_REQUEST_
Retype all material exactly. Pictures stay out of the copy.

(Collected data)
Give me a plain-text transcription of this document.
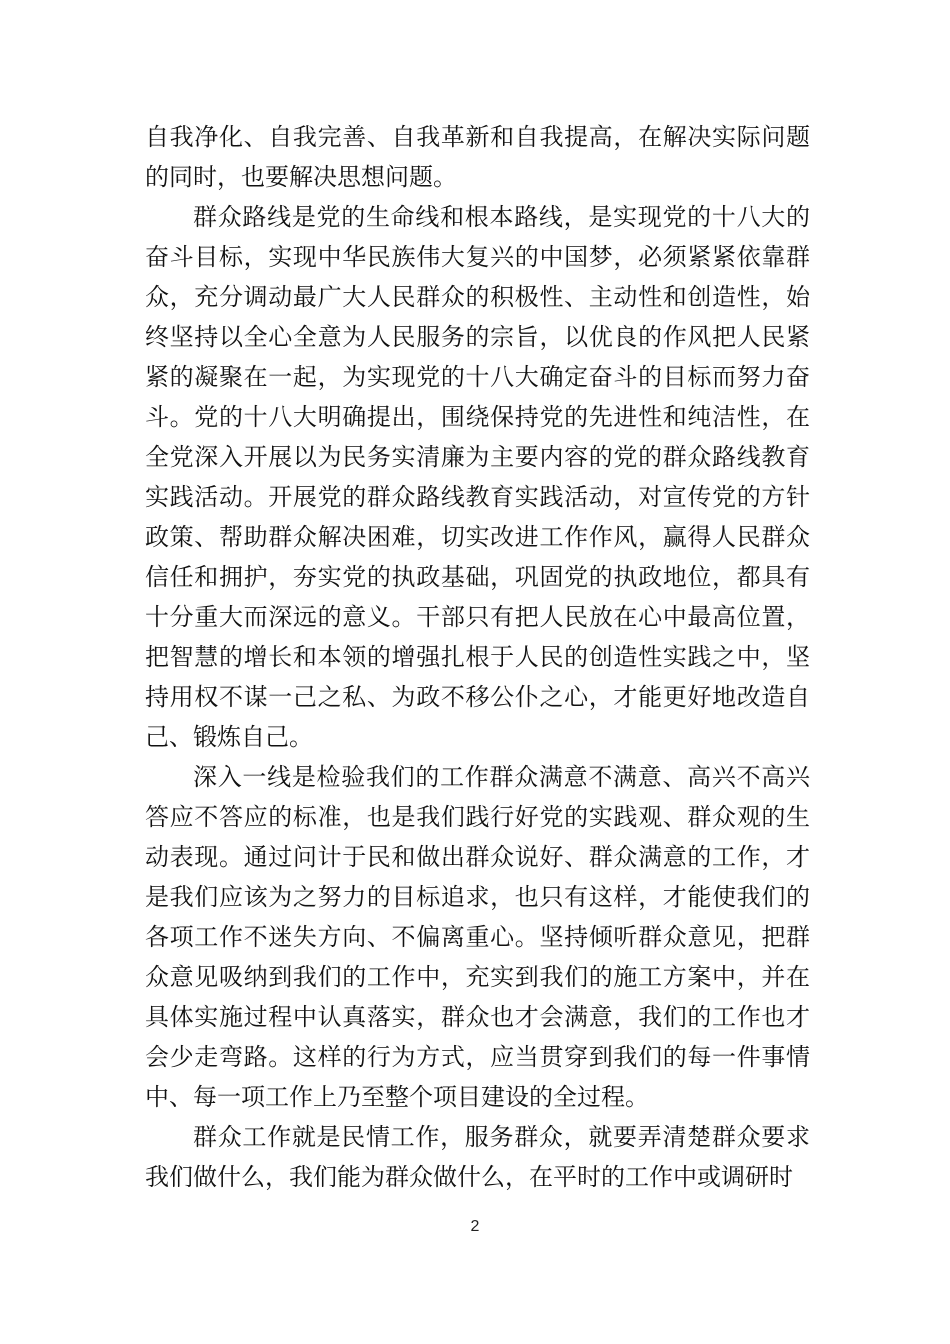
自我净化、自我完善、自我革新和自我提高，在解决实际问题的同时，也要解决思想问题。

群众路线是党的生命线和根本路线，是实现党的十八大的奋斗目标，实现中华民族伟大复兴的中国梦，必须紧紧依靠群众，充分调动最广大人民群众的积极性、主动性和创造性，始终坚持以全心全意为人民服务的宗旨，以优良的作风把人民紧紧的凝聚在一起，为实现党的十八大确定奋斗的目标而努力奋斗。党的十八大明确提出，围绕保持党的先进性和纯洁性，在全党深入开展以为民务实清廉为主要内容的党的群众路线教育实践活动。开展党的群众路线教育实践活动，对宣传党的方针政策、帮助群众解决困难，切实改进工作作风，赢得人民群众信任和拥护，夯实党的执政基础，巩固党的执政地位，都具有十分重大而深远的意义。干部只有把人民放在心中最高位置，把智慧的增长和本领的增强扎根于人民的创造性实践之中，坚持用权不谋一己之私、为政不移公仆之心，才能更好地改造自己、锻炼自己。

深入一线是检验我们的工作群众满意不满意、高兴不高兴答应不答应的标准，也是我们践行好党的实践观、群众观的生动表现。通过问计于民和做出群众说好、群众满意的工作，才是我们应该为之努力的目标追求，也只有这样，才能使我们的各项工作不迷失方向、不偏离重心。坚持倾听群众意见，把群众意见吸纳到我们的工作中，充实到我们的施工方案中，并在具体实施过程中认真落实，群众也才会满意，我们的工作也才会少走弯路。这样的行为方式，应当贯穿到我们的每一件事情中、每一项工作上乃至整个项目建设的全过程。

群众工作就是民情工作，服务群众，就要弄清楚群众要求我们做什么，我们能为群众做什么，在平时的工作中或调研时

2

_TASK SOLUTION_
Give me a plain-text transcription of this document.
自我净化、自我完善、自我革新和自我提高，在解决实际问题的同时，也要解决思想问题。

群众路线是党的生命线和根本路线，是实现党的十八大的奋斗目标，实现中华民族伟大复兴的中国梦，必须紧紧依靠群众，充分调动最广大人民群众的积极性、主动性和创造性，始终坚持以全心全意为人民服务的宗旨，以优良的作风把人民紧紧的凝聚在一起，为实现党的十八大确定奋斗的目标而努力奋斗。党的十八大明确提出，围绕保持党的先进性和纯洁性，在全党深入开展以为民务实清廉为主要内容的党的群众路线教育实践活动。开展党的群众路线教育实践活动，对宣传党的方针政策、帮助群众解决困难，切实改进工作作风，赢得人民群众信任和拥护，夯实党的执政基础，巩固党的执政地位，都具有十分重大而深远的意义。干部只有把人民放在心中最高位置，把智慧的增长和本领的增强扎根于人民的创造性实践之中，坚持用权不谋一己之私、为政不移公仆之心，才能更好地改造自己、锻炼自己。

深入一线是检验我们的工作群众满意不满意、高兴不高兴答应不答应的标准，也是我们践行好党的实践观、群众观的生动表现。通过问计于民和做出群众说好、群众满意的工作，才是我们应该为之努力的目标追求，也只有这样，才能使我们的各项工作不迷失方向、不偏离重心。坚持倾听群众意见，把群众意见吸纳到我们的工作中，充实到我们的施工方案中，并在具体实施过程中认真落实，群众也才会满意，我们的工作也才会少走弯路。这样的行为方式，应当贯穿到我们的每一件事情中、每一项工作上乃至整个项目建设的全过程。

群众工作就是民情工作，服务群众，就要弄清楚群众要求我们做什么，我们能为群众做什么，在平时的工作中或调研时

2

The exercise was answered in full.